§ AIM OF THE EXERCISE: Type out every line below exactly as it reads.

§ DATA ROWS:
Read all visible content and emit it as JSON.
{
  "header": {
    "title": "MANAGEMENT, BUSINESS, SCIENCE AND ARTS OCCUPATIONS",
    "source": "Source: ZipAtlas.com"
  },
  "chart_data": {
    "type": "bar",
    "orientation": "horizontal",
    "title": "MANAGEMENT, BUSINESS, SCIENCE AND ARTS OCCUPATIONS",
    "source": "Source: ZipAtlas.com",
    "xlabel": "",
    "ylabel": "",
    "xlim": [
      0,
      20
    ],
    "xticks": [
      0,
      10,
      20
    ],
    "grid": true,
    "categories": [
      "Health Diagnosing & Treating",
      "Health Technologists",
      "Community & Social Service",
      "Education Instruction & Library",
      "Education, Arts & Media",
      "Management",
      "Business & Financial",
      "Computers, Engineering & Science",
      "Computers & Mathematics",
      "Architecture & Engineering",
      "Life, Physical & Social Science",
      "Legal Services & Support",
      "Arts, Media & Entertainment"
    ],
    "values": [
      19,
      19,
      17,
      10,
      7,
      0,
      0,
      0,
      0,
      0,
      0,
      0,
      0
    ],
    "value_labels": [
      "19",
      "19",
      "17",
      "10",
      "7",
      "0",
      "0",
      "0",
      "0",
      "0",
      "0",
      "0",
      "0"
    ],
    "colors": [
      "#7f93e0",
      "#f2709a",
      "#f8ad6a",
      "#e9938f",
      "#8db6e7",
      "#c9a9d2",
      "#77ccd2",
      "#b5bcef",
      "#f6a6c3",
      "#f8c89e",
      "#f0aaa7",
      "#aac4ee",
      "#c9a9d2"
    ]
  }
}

§ FINAL ANSWER:
Read all visible content and emit it as JSON.
{
  "header": {
    "title": "MANAGEMENT, BUSINESS, SCIENCE AND ARTS OCCUPATIONS",
    "source": "Source: ZipAtlas.com"
  },
  "chart_data": {
    "type": "bar",
    "orientation": "horizontal",
    "title": "MANAGEMENT, BUSINESS, SCIENCE AND ARTS OCCUPATIONS",
    "source": "Source: ZipAtlas.com",
    "xlabel": "",
    "ylabel": "",
    "xlim": [
      0,
      20
    ],
    "xticks": [
      0,
      10,
      20
    ],
    "grid": true,
    "categories": [
      "Health Diagnosing & Treating",
      "Health Technologists",
      "Community & Social Service",
      "Education Instruction & Library",
      "Education, Arts & Media",
      "Management",
      "Business & Financial",
      "Computers, Engineering & Science",
      "Computers & Mathematics",
      "Architecture & Engineering",
      "Life, Physical & Social Science",
      "Legal Services & Support",
      "Arts, Media & Entertainment"
    ],
    "values": [
      19,
      19,
      17,
      10,
      7,
      0,
      0,
      0,
      0,
      0,
      0,
      0,
      0
    ],
    "value_labels": [
      "19",
      "19",
      "17",
      "10",
      "7",
      "0",
      "0",
      "0",
      "0",
      "0",
      "0",
      "0",
      "0"
    ],
    "colors": [
      "#7f93e0",
      "#f2709a",
      "#f8ad6a",
      "#e9938f",
      "#8db6e7",
      "#c9a9d2",
      "#77ccd2",
      "#b5bcef",
      "#f6a6c3",
      "#f8c89e",
      "#f0aaa7",
      "#aac4ee",
      "#c9a9d2"
    ]
  }
}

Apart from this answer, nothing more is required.